Dataset rows
########################################

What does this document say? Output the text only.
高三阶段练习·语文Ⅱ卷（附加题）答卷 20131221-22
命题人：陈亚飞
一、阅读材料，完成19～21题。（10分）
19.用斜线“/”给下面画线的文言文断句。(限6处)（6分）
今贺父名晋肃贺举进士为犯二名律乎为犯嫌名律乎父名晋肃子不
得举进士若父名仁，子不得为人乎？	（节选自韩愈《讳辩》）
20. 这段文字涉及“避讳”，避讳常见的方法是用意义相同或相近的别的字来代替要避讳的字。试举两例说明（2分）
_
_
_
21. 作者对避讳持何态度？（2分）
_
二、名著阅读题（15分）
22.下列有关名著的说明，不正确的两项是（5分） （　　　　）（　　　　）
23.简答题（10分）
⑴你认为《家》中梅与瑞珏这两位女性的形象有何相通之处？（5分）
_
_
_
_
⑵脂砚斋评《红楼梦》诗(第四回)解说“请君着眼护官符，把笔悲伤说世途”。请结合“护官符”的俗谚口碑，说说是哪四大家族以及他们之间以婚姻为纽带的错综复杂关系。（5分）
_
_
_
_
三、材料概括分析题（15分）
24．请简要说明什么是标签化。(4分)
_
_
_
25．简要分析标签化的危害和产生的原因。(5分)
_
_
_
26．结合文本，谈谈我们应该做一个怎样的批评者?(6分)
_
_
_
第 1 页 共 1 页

########################################

#### Directive
Every line of the data above should be copied exactly.

#### Exercise response
What does this document say? Output the text only.
高三阶段练习·语文Ⅱ卷（附加题）答卷 20131221-22
命题人：陈亚飞
一、阅读材料，完成19～21题。（10分）
19.用斜线“/”给下面画线的文言文断句。(限6处)（6分）
今贺父名晋肃贺举进士为犯二名律乎为犯嫌名律乎父名晋肃子不
得举进士若父名仁，子不得为人乎？	（节选自韩愈《讳辩》）
20. 这段文字涉及“避讳”，避讳常见的方法是用意义相同或相近的别的字来代替要避讳的字。试举两例说明（2分）
_
_
_
21. 作者对避讳持何态度？（2分）
_
二、名著阅读题（15分）
22.下列有关名著的说明，不正确的两项是（5分） （　　　　）（　　　　）
23.简答题（10分）
⑴你认为《家》中梅与瑞珏这两位女性的形象有何相通之处？（5分）
_
_
_
_
⑵脂砚斋评《红楼梦》诗(第四回)解说“请君着眼护官符，把笔悲伤说世途”。请结合“护官符”的俗谚口碑，说说是哪四大家族以及他们之间以婚姻为纽带的错综复杂关系。（5分）
_
_
_
_
三、材料概括分析题（15分）
24．请简要说明什么是标签化。(4分)
_
_
_
25．简要分析标签化的危害和产生的原因。(5分)
_
_
_
26．结合文本，谈谈我们应该做一个怎样的批评者?(6分)
_
_
_
第 1 页 共 1 页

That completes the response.